## start

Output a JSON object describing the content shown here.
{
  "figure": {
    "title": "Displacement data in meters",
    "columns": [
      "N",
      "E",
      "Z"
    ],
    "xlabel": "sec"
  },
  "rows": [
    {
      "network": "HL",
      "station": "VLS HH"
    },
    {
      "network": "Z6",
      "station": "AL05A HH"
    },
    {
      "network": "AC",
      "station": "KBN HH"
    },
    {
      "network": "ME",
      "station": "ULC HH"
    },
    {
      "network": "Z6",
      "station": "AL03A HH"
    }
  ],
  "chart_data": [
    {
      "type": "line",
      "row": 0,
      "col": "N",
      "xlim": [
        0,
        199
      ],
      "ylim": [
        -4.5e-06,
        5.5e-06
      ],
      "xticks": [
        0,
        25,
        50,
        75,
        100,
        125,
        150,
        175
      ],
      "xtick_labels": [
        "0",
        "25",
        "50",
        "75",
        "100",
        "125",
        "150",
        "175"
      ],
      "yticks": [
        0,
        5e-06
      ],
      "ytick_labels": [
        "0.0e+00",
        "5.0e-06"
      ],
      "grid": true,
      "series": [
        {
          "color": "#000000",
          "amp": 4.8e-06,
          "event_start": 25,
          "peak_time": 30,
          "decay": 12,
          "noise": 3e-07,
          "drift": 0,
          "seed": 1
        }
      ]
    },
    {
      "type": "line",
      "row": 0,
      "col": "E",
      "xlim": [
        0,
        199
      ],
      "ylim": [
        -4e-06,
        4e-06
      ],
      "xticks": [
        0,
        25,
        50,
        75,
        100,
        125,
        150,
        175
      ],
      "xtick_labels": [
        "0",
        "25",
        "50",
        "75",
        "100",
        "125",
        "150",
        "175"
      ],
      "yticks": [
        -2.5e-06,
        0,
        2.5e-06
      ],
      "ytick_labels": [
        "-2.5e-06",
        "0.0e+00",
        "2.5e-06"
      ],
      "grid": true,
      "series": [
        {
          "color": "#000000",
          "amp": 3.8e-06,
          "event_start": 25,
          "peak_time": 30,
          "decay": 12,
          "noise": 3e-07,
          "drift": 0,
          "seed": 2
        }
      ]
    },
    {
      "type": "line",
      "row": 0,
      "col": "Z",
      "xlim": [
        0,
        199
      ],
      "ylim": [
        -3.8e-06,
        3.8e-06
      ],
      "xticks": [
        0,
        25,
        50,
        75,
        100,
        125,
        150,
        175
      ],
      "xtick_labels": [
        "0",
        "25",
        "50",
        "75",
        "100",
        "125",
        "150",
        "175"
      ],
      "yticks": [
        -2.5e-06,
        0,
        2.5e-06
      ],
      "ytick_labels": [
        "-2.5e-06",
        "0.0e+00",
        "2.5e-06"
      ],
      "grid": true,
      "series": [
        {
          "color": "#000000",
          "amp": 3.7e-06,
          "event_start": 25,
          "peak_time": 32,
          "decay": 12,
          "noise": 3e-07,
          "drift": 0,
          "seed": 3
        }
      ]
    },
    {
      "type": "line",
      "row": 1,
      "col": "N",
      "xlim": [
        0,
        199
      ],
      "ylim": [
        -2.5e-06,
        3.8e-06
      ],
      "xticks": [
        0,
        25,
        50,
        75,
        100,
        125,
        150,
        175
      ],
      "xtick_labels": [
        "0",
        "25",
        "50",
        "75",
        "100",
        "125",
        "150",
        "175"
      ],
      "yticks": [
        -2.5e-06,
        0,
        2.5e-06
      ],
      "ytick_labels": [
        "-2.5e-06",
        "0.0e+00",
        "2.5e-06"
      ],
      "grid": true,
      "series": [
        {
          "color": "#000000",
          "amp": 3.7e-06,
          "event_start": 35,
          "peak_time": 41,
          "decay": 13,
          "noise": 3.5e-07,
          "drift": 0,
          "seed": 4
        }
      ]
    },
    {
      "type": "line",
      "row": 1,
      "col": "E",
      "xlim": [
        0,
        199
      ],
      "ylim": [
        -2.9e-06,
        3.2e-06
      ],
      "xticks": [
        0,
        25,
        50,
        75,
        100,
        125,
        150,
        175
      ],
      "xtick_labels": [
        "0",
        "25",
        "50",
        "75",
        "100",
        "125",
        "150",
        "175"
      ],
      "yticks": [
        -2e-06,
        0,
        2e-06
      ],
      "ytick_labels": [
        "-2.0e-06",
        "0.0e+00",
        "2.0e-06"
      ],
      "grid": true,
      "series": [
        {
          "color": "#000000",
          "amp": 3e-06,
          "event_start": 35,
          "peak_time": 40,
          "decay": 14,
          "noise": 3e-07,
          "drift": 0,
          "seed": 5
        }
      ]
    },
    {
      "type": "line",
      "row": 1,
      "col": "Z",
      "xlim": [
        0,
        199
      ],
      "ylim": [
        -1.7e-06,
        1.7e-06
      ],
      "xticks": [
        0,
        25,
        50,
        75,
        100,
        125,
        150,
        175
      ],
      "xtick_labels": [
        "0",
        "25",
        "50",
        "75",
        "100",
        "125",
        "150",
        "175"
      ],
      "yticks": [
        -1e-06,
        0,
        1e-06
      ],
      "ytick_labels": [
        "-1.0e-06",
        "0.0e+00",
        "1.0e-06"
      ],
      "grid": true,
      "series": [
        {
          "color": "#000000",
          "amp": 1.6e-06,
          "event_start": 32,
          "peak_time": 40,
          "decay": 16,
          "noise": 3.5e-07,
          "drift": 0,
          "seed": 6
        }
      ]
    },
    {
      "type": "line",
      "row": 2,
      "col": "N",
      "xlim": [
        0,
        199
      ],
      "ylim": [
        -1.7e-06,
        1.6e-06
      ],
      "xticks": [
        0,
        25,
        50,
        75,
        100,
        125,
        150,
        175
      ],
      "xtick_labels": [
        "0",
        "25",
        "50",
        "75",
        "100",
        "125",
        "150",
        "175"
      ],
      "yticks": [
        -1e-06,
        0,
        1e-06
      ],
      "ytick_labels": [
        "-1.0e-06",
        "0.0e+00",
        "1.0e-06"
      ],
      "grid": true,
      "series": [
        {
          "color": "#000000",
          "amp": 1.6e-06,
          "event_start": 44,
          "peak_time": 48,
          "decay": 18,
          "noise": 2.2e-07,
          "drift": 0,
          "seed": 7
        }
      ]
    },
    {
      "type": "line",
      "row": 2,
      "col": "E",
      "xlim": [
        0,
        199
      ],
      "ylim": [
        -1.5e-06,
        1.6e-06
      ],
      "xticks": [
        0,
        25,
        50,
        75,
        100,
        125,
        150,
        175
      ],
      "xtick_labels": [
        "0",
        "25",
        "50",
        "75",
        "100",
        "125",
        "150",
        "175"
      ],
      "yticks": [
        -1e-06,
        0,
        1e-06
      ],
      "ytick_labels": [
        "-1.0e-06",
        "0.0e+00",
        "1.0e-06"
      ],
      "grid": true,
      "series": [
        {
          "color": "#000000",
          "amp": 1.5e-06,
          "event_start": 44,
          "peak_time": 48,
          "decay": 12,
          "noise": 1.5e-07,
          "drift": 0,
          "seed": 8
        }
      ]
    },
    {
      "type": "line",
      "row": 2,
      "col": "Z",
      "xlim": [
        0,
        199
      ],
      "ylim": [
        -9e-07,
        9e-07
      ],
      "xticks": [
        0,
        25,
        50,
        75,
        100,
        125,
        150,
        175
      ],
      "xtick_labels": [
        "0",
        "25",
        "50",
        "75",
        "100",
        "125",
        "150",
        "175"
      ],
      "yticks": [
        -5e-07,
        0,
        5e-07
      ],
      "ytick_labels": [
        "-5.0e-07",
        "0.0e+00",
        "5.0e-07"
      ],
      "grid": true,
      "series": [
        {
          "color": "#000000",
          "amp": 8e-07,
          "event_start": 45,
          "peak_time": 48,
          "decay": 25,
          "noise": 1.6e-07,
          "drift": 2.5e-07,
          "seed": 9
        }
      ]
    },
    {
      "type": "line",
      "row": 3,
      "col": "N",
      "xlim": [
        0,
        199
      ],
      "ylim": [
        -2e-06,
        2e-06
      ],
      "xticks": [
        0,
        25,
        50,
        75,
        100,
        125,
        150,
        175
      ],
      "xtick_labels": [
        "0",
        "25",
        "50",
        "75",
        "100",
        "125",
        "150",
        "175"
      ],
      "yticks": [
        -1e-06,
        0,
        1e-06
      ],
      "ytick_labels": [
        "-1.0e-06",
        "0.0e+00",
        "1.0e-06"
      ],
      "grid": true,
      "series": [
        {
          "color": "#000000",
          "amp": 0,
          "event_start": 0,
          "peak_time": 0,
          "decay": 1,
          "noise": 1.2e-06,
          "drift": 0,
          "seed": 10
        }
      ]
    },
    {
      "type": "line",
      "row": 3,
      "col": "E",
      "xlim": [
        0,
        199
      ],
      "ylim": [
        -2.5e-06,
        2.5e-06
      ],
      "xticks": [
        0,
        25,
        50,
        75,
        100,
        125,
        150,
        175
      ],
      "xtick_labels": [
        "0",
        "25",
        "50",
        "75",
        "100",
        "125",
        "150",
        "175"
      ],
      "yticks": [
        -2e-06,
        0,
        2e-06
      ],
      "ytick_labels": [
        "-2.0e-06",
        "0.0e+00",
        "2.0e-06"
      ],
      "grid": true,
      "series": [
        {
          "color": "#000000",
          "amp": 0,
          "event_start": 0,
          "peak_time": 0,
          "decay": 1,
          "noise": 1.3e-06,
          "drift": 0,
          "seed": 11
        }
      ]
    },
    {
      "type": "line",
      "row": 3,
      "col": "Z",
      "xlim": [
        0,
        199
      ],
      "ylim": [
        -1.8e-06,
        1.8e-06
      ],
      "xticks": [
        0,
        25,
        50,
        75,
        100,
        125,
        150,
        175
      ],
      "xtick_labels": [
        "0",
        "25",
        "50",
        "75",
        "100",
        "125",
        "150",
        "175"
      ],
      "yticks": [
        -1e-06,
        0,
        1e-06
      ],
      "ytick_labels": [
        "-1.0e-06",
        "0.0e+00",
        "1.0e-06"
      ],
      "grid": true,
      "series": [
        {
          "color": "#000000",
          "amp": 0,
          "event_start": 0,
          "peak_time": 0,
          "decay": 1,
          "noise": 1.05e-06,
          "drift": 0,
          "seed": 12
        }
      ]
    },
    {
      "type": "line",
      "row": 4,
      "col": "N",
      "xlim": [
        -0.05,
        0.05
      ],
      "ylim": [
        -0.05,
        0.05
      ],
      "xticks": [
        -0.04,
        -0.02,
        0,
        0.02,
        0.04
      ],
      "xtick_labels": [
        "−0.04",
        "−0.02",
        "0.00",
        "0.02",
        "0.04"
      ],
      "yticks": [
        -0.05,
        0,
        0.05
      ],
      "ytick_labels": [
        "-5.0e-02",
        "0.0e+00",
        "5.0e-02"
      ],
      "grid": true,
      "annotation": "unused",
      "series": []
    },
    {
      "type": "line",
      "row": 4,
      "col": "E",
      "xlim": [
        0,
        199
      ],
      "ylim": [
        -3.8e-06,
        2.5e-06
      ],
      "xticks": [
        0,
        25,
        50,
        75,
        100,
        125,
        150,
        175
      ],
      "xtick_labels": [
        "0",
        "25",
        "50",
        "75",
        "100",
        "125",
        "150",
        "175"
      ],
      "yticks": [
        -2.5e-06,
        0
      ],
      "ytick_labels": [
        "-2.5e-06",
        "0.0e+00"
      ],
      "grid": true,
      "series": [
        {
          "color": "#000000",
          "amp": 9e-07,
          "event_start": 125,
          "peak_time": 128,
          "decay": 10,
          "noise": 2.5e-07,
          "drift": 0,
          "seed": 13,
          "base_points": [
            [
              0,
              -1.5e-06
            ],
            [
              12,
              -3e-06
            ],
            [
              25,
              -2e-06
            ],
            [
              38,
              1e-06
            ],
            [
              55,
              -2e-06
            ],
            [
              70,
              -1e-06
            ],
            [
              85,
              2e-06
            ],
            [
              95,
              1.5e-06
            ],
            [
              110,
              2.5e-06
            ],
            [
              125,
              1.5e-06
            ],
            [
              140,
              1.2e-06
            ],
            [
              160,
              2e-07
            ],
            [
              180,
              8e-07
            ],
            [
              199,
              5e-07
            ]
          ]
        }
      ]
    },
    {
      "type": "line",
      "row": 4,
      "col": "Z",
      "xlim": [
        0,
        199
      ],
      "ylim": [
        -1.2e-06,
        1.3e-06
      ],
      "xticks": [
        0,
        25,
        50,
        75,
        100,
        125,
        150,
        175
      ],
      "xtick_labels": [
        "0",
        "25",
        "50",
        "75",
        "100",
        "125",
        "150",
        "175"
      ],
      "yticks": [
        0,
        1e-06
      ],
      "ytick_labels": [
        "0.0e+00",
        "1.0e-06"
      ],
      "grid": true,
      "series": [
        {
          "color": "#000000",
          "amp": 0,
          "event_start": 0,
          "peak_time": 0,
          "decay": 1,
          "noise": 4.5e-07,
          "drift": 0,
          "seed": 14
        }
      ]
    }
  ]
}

## end

> _WORK TO BE COMPLETED_: Search the lines for the string "network" and copy every line that has it.

> _IN RESPONSE_:
      "network": "HL",
      "network": "Z6",
      "network": "AC",
      "network": "ME",
      "network": "Z6",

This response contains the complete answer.